━━━━━ Testo da leggere ━━━━━

Archivio tag: tito boeri

COME CAMBIA LA CONTRATTAZIONE

di Tito Boeri e Pietro Garibaldi per www.lavoce.info

Il nuovo accordo quadro sulle regole della contrattazione comporta un conto salato per il resto dei contribuenti e per i lavoratori una copertura contro l’inflazione inferiore rispetto al vecchio modello. E non è affatto detto che, attraverso la sua applicazione, si sviluppi la contrattazione di secondo livello. Proponiamo qui una soluzione che ha il pregio di non confondere la copertura contro l’inflazione con la ricerca di un legame più stretto fra salario e produttività. Perché sono due problemi diversi che vanno affrontati con strumenti diversi.

Da undici anni i lavoratori italiani aspettano una riforma delle regole della contrattazione. Lunedì 22 gennaio Confindustria, governo, Cisl, Ugl e Uil e un ampio numero di associazioni di categoria hanno raggiunto un accordo quadro. L’accordo non è stato firmato dalla Cgil, il che non ne faciliterà certo l’attuazione. Ma è nondimeno opportuno interrogarsi sui suoi contenuti per capire quali sarebbero i suoi effetti nel caso venisse messo in pratica.

TRE ASPETTI CRUCIALI

Preferiamo anticipare subito i tre principali rilievi cui ci porta lo studio dei contenuti dell’accordo. Primo, implica un conto salato per il resto dei contribuenti. Secondo, garantisce una copertura contro l’inflazione inferiore rispetto al vecchio modello. Terzo, non è affatto detto che, attraverso l’applicazione del nuovo modello, la contrattazione di secondo livello prenderà piede. Per facilitare tale obiettivo, proponiamo un’alternativa che ha il pregio di non confondere la copertura contro l’inflazione con la ricerca di un legame più stretto fra salario e produttività.

IL CONTO SALATO DEGLI INCENTIVI FISCALI

Il piatto forte dell’accordo dovrebbe consistere, secondo i firmatari, nell’aumento della contrattazione aziendale, dove gli aumenti di produttività sono generati, invertendo la tendenza in atto al suo declino. Lo sviluppo della contrattazione aziendale dovrebbe essere stimolato dagli incentivi fiscali, destinati a diventare permanenti, e dall’abbassamento della quota di salario determinata dalla contrattazione centralizzata. Vediamo come questi effetti dovrebbero operare, prima di interrogarci sulla loro efficacia nello stimolare la contrattazione integrativa.

━━━━━

Compiti ::
a: Cita dal testo sulla riforma della contrattazione il passo compreso tra "di Tito Boeri" e "con strumenti diversi.", estremi inclusi.
b: Nel testo sulla riforma della contrattazione, quale sindacato non ha firmato l'accordo quadro?

━━━━━ Materiale fornito ━━━━━

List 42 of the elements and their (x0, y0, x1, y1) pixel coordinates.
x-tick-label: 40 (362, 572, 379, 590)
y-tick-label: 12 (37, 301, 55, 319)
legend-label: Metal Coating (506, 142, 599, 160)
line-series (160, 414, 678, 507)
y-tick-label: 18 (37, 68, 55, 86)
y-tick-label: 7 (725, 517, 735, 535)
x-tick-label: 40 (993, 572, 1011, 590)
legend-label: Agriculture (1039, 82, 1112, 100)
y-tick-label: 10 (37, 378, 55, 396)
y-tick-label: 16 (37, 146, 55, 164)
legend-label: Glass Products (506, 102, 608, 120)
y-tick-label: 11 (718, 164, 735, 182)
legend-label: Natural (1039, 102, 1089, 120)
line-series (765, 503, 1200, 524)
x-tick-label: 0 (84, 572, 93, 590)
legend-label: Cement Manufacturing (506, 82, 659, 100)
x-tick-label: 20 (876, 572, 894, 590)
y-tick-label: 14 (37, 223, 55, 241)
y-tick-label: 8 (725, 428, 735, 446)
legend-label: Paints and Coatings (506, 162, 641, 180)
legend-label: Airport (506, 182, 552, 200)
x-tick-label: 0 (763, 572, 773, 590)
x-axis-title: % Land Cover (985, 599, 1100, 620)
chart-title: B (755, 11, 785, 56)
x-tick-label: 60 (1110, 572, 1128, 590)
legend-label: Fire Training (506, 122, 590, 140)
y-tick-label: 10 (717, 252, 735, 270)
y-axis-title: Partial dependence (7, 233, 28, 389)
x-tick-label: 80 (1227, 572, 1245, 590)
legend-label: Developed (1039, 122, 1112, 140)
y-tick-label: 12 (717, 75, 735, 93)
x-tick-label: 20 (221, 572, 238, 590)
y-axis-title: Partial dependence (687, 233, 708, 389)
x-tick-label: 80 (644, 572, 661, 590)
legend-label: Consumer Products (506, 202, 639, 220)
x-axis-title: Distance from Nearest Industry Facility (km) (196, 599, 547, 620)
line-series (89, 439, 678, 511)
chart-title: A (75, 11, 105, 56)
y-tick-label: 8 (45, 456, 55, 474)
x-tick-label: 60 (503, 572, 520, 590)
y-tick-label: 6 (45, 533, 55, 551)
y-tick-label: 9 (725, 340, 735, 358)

━━━━━

Risultati per compito ::
a:
di Tito Boeri e Pietro Garibaldi per www.lavoce.info

Il nuovo accordo quadro sulle regole della contrattazione comporta un conto salato per il resto dei contribuenti e per i lavoratori una copertura contro l’inflazione inferiore rispetto al vecchio modello. E non è affatto detto che, attraverso la sua applicazione, si sviluppi la contrattazione di secondo livello. Proponiamo qui una soluzione che ha il pregio di non confondere la copertura contro l’inflazione con la ricerca di un legame più stretto fra salario e produttività. Perché sono due problemi diversi che vanno affrontati con strumenti diversi.

b: La Cgil.